Given request: What is needed here is an exact copy of every entry.

Given data:
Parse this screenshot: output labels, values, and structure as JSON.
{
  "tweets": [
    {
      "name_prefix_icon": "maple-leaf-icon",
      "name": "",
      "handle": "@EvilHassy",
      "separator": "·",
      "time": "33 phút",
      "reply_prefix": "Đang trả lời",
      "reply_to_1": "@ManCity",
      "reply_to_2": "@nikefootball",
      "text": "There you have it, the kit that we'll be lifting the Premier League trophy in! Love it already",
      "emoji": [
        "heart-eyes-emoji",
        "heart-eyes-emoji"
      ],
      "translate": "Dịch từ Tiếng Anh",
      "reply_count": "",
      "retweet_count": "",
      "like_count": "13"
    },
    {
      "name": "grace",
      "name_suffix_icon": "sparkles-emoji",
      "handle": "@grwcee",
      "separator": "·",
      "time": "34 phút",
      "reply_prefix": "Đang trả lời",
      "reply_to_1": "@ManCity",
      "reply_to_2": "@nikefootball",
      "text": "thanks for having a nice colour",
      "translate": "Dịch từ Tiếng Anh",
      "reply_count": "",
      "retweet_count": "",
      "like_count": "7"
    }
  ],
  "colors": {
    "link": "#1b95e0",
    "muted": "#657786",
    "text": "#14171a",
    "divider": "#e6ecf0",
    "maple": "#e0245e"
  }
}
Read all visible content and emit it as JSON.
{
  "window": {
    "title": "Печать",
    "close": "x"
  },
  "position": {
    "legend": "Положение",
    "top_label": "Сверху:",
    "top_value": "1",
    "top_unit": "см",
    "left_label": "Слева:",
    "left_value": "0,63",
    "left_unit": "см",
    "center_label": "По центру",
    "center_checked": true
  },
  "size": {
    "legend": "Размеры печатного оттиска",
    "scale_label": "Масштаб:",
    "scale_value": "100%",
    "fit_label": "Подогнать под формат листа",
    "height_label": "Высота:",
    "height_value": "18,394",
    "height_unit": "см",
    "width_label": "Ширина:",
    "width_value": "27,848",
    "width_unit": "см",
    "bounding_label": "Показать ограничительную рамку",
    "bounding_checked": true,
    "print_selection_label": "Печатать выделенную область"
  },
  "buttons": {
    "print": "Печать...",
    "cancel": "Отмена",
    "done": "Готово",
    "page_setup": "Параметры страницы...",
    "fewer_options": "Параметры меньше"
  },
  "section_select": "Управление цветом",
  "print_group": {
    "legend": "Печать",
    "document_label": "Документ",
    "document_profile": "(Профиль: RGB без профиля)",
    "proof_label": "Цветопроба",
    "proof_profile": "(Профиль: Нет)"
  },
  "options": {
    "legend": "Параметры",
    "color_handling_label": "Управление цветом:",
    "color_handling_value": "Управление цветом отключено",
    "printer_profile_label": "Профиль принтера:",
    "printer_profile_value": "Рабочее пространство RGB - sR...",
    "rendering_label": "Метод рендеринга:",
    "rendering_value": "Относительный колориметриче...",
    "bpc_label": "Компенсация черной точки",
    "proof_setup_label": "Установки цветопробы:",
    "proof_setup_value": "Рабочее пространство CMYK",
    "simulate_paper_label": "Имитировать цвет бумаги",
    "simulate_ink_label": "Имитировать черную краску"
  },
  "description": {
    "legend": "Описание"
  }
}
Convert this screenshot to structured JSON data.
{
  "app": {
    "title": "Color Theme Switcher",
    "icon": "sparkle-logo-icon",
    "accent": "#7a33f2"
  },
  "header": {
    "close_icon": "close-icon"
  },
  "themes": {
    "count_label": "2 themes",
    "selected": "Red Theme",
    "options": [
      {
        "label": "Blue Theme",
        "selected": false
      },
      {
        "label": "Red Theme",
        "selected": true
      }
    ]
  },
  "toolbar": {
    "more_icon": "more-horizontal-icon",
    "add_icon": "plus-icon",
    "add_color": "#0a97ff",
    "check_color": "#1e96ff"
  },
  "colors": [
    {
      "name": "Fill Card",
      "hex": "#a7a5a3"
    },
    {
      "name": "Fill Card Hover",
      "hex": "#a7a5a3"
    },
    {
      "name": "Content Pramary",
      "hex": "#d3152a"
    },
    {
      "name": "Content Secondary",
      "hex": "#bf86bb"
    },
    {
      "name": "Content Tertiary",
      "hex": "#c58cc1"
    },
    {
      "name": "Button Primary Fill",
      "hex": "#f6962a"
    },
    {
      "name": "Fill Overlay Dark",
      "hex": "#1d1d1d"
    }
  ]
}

Solution below:
Parse this screenshot: output labels, values, and structure as JSON.
{
  "tweets": [
    {
      "name_prefix_icon": "maple-leaf-icon",
      "name": "",
      "handle": "@EvilHassy",
      "separator": "·",
      "time": "33 phút",
      "reply_prefix": "Đang trả lời",
      "reply_to_1": "@ManCity",
      "reply_to_2": "@nikefootball",
      "text": "There you have it, the kit that we'll be lifting the Premier League trophy in! Love it already",
      "emoji": [
        "heart-eyes-emoji",
        "heart-eyes-emoji"
      ],
      "translate": "Dịch từ Tiếng Anh",
      "reply_count": "",
      "retweet_count": "",
      "like_count": "13"
    },
    {
      "name": "grace",
      "name_suffix_icon": "sparkles-emoji",
      "handle": "@grwcee",
      "separator": "·",
      "time": "34 phút",
      "reply_prefix": "Đang trả lời",
      "reply_to_1": "@ManCity",
      "reply_to_2": "@nikefootball",
      "text": "thanks for having a nice colour",
      "translate": "Dịch từ Tiếng Anh",
      "reply_count": "",
      "retweet_count": "",
      "like_count": "7"
    }
  ],
  "colors": {
    "link": "#1b95e0",
    "muted": "#657786",
    "text": "#14171a",
    "divider": "#e6ecf0",
    "maple": "#e0245e"
  }
}
Read all visible content and emit it as JSON.
{
  "window": {
    "title": "Печать",
    "close": "x"
  },
  "position": {
    "legend": "Положение",
    "top_label": "Сверху:",
    "top_value": "1",
    "top_unit": "см",
    "left_label": "Слева:",
    "left_value": "0,63",
    "left_unit": "см",
    "center_label": "По центру",
    "center_checked": true
  },
  "size": {
    "legend": "Размеры печатного оттиска",
    "scale_label": "Масштаб:",
    "scale_value": "100%",
    "fit_label": "Подогнать под формат листа",
    "height_label": "Высота:",
    "height_value": "18,394",
    "height_unit": "см",
    "width_label": "Ширина:",
    "width_value": "27,848",
    "width_unit": "см",
    "bounding_label": "Показать ограничительную рамку",
    "bounding_checked": true,
    "print_selection_label": "Печатать выделенную область"
  },
  "buttons": {
    "print": "Печать...",
    "cancel": "Отмена",
    "done": "Готово",
    "page_setup": "Параметры страницы...",
    "fewer_options": "Параметры меньше"
  },
  "section_select": "Управление цветом",
  "print_group": {
    "legend": "Печать",
    "document_label": "Документ",
    "document_profile": "(Профиль: RGB без профиля)",
    "proof_label": "Цветопроба",
    "proof_profile": "(Профиль: Нет)"
  },
  "options": {
    "legend": "Параметры",
    "color_handling_label": "Управление цветом:",
    "color_handling_value": "Управление цветом отключено",
    "printer_profile_label": "Профиль принтера:",
    "printer_profile_value": "Рабочее пространство RGB - sR...",
    "rendering_label": "Метод рендеринга:",
    "rendering_value": "Относительный колориметриче...",
    "bpc_label": "Компенсация черной точки",
    "proof_setup_label": "Установки цветопробы:",
    "proof_setup_value": "Рабочее пространство CMYK",
    "simulate_paper_label": "Имитировать цвет бумаги",
    "simulate_ink_label": "Имитировать черную краску"
  },
  "description": {
    "legend": "Описание"
  }
}
Convert this screenshot to structured JSON data.
{
  "app": {
    "title": "Color Theme Switcher",
    "icon": "sparkle-logo-icon",
    "accent": "#7a33f2"
  },
  "header": {
    "close_icon": "close-icon"
  },
  "themes": {
    "count_label": "2 themes",
    "selected": "Red Theme",
    "options": [
      {
        "label": "Blue Theme",
        "selected": false
      },
      {
        "label": "Red Theme",
        "selected": true
      }
    ]
  },
  "toolbar": {
    "more_icon": "more-horizontal-icon",
    "add_icon": "plus-icon",
    "add_color": "#0a97ff",
    "check_color": "#1e96ff"
  },
  "colors": [
    {
      "name": "Fill Card",
      "hex": "#a7a5a3"
    },
    {
      "name": "Fill Card Hover",
      "hex": "#a7a5a3"
    },
    {
      "name": "Content Pramary",
      "hex": "#d3152a"
    },
    {
      "name": "Content Secondary",
      "hex": "#bf86bb"
    },
    {
      "name": "Content Tertiary",
      "hex": "#c58cc1"
    },
    {
      "name": "Button Primary Fill",
      "hex": "#f6962a"
    },
    {
      "name": "Fill Overlay Dark",
      "hex": "#1d1d1d"
    }
  ]
}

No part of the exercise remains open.